[Work to complete] Copy out, word for word, the lines of the listing from its first line through the line containing "timetable-cell[interactable] — [504, 964, 538, 992]", including both of those lines.

[Material for this exercise]
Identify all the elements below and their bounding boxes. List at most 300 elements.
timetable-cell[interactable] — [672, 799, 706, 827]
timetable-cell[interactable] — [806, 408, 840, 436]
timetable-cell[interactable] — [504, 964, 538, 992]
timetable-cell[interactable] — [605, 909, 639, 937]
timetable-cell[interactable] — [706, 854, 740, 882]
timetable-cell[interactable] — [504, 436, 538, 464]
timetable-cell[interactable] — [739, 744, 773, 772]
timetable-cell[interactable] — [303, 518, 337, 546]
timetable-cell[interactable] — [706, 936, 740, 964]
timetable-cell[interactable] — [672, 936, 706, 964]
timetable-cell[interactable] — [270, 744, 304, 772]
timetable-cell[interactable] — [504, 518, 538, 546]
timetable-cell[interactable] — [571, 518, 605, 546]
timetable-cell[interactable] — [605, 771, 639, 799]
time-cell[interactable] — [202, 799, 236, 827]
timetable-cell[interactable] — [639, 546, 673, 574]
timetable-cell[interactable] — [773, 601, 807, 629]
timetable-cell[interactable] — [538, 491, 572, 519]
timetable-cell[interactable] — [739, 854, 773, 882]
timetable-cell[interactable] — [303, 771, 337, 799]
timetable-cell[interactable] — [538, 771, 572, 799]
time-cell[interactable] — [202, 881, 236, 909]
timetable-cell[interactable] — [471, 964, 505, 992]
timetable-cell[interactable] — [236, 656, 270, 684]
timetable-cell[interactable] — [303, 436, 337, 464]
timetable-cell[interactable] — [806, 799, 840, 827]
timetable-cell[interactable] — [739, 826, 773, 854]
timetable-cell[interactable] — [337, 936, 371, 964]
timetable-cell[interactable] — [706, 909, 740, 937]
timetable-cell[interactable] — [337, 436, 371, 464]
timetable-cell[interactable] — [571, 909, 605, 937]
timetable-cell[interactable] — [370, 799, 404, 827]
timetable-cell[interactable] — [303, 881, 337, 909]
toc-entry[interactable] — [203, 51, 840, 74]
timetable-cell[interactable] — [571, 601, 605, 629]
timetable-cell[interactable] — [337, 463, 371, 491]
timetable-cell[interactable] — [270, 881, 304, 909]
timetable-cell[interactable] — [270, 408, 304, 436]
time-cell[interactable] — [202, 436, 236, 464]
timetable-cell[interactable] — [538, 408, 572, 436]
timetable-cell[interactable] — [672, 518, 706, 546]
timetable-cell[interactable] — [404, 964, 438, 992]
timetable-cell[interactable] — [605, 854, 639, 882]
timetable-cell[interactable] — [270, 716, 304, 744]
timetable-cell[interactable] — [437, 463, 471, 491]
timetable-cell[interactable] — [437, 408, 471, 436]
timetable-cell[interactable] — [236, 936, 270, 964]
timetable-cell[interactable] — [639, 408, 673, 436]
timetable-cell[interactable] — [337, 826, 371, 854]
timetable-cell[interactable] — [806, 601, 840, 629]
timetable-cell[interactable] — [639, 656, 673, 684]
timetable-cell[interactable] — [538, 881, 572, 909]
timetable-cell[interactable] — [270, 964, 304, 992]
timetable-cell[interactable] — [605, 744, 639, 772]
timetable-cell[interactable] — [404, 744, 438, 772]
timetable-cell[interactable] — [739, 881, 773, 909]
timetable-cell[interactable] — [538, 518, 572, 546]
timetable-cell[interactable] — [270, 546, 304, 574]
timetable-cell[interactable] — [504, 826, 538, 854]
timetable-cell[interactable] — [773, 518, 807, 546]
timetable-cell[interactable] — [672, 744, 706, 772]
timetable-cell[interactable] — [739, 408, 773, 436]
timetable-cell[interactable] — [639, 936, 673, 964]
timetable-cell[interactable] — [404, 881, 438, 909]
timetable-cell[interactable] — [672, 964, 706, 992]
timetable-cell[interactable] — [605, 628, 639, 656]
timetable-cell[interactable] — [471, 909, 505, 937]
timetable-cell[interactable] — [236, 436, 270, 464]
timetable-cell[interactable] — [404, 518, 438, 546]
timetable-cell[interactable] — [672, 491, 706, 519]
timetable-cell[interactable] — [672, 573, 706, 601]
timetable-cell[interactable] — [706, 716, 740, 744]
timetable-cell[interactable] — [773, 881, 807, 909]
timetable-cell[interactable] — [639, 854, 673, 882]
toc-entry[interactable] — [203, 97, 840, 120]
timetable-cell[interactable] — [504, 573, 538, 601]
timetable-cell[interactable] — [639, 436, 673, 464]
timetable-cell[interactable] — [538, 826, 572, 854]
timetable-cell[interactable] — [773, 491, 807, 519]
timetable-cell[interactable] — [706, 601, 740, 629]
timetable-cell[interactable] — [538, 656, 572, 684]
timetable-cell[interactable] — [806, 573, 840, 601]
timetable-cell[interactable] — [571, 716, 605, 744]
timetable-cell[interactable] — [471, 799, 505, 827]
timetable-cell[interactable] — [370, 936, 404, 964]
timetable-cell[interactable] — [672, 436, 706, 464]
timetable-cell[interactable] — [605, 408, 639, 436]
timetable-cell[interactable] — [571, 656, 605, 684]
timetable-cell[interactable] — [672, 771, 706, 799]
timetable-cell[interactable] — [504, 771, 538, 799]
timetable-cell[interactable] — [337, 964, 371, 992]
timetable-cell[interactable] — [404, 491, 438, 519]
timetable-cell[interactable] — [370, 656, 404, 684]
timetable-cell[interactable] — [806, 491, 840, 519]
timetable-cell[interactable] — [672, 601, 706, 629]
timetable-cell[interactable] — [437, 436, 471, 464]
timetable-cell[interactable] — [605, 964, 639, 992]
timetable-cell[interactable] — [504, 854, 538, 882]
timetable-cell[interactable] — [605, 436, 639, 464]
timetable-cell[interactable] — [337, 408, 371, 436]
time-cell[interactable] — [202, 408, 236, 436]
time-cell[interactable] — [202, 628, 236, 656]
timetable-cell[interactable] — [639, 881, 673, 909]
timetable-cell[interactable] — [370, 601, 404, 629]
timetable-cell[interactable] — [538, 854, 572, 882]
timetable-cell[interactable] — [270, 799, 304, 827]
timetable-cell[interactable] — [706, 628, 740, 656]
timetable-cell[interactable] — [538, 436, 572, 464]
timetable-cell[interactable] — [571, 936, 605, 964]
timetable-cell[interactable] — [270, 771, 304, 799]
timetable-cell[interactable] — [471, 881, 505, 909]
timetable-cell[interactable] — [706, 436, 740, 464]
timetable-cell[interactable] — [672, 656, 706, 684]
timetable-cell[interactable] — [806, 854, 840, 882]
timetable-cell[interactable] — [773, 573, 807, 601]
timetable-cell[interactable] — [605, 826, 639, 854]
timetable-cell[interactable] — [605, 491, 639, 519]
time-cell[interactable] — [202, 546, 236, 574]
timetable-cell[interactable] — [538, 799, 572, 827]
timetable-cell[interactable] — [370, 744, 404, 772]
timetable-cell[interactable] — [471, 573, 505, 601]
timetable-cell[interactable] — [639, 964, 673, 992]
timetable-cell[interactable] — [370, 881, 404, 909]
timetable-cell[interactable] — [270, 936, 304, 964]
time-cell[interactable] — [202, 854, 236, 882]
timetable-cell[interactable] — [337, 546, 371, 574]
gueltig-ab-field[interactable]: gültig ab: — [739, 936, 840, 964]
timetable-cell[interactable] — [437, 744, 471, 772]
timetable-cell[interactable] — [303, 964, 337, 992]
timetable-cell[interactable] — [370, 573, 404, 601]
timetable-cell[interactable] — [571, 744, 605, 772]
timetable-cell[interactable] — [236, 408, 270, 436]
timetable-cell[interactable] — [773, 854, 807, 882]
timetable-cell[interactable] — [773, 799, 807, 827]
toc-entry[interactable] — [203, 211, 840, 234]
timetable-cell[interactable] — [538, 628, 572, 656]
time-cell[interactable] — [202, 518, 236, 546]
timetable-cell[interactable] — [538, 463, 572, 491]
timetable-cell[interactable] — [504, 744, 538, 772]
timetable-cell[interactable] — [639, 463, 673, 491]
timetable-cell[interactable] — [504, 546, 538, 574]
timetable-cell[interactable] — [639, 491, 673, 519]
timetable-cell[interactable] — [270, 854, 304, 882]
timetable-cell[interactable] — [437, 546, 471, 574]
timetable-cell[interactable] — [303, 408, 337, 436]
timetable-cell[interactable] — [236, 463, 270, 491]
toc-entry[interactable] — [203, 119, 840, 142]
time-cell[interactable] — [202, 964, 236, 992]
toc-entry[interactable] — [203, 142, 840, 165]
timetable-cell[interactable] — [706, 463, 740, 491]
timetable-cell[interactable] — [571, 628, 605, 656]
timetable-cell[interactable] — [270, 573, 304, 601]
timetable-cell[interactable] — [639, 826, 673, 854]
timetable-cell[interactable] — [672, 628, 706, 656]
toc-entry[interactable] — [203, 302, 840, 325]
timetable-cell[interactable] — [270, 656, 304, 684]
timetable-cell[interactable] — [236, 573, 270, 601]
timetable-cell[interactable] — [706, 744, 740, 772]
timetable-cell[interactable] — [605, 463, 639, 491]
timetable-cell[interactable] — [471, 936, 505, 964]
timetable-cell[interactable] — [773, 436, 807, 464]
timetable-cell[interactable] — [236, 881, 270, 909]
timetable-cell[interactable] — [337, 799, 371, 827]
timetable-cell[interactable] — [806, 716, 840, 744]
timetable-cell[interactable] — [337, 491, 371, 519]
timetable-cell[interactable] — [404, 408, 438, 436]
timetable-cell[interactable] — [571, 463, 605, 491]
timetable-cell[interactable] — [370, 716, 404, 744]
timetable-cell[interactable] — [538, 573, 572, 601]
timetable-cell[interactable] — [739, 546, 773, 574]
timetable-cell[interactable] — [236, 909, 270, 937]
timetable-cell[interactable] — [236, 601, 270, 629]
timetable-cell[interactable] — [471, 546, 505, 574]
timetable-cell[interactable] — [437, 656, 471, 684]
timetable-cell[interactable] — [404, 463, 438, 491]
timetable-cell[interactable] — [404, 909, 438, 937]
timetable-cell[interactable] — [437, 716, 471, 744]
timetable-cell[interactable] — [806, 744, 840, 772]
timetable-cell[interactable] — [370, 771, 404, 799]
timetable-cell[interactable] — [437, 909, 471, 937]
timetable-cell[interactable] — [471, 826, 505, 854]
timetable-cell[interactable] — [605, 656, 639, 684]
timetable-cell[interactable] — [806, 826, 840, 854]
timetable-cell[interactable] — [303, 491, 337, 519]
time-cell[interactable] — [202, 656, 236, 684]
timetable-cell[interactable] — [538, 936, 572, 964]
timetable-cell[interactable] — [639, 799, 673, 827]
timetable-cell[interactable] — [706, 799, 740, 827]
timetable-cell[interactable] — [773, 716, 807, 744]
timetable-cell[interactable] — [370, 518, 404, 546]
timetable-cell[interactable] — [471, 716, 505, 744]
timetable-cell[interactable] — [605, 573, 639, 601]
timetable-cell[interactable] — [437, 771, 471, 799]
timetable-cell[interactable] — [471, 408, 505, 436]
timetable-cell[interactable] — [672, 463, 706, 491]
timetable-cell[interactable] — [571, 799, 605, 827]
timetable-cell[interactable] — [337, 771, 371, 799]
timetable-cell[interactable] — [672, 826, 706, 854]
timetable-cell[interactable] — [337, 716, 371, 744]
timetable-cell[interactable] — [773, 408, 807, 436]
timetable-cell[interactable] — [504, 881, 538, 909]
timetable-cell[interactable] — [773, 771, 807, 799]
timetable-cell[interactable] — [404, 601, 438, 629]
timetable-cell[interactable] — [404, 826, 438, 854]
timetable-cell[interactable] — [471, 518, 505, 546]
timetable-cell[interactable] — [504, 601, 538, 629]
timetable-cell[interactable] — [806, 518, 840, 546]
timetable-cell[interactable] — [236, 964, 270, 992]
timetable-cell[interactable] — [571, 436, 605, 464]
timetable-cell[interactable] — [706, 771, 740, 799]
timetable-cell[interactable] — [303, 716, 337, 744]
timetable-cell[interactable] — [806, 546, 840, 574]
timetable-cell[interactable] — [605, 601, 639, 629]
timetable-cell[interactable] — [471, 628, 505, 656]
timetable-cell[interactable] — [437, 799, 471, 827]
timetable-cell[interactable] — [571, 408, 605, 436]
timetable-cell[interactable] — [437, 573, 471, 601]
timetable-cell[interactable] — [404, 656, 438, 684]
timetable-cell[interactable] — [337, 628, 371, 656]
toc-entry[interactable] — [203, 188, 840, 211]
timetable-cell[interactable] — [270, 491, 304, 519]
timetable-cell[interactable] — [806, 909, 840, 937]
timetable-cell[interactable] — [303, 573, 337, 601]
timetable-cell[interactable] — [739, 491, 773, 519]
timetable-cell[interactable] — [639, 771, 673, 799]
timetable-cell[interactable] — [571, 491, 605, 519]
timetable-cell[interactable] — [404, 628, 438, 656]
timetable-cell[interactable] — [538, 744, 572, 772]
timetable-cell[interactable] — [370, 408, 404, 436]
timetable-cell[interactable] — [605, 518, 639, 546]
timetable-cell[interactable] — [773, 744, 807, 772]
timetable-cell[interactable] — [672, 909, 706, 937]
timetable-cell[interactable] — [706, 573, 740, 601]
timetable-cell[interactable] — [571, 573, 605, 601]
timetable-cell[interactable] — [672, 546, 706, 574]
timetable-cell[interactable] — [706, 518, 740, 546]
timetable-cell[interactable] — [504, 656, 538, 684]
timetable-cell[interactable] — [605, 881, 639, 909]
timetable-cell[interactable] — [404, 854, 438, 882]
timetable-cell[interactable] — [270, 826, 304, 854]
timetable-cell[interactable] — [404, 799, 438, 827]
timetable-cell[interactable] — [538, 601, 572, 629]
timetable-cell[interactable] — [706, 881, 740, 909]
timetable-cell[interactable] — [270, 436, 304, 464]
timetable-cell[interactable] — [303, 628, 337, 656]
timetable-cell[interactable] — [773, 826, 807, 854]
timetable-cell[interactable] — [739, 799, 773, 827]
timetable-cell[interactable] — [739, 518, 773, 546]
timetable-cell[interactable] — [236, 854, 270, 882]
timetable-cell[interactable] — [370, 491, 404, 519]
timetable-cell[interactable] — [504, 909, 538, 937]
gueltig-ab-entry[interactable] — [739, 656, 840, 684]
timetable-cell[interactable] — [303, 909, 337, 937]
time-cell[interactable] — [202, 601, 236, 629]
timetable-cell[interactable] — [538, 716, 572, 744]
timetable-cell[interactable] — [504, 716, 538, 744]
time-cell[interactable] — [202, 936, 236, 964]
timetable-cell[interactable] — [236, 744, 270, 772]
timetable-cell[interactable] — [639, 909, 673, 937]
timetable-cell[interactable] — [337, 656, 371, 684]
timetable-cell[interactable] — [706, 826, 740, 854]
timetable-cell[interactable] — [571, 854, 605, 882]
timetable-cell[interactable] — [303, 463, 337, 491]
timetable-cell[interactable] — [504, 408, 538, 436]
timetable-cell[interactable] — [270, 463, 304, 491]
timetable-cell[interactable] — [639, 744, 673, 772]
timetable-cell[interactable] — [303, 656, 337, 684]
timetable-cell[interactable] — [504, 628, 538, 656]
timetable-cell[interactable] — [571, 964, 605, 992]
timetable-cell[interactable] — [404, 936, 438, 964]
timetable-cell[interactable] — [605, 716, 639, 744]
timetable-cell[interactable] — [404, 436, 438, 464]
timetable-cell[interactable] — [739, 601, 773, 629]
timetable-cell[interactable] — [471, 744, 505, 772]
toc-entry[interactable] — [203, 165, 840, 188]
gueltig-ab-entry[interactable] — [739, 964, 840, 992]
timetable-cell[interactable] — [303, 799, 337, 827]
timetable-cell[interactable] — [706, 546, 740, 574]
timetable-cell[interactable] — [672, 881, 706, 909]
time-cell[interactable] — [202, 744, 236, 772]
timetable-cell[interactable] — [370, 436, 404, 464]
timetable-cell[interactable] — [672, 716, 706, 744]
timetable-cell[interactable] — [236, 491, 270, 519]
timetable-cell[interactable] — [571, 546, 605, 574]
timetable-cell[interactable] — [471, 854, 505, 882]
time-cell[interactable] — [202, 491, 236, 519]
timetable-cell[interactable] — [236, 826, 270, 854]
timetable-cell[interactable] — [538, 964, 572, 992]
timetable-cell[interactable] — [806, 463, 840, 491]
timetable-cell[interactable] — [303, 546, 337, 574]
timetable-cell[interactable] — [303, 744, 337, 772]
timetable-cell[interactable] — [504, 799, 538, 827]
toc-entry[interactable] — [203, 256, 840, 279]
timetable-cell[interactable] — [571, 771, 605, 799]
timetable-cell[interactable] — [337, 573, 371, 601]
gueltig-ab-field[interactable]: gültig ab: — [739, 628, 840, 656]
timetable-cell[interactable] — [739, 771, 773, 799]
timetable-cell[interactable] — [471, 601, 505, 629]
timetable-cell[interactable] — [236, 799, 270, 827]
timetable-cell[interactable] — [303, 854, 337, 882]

[Result of this exercise]
Identify all the elements below and their bounding boxes. List at most 300 elements.
timetable-cell[interactable] — [672, 799, 706, 827]
timetable-cell[interactable] — [806, 408, 840, 436]
timetable-cell[interactable] — [504, 964, 538, 992]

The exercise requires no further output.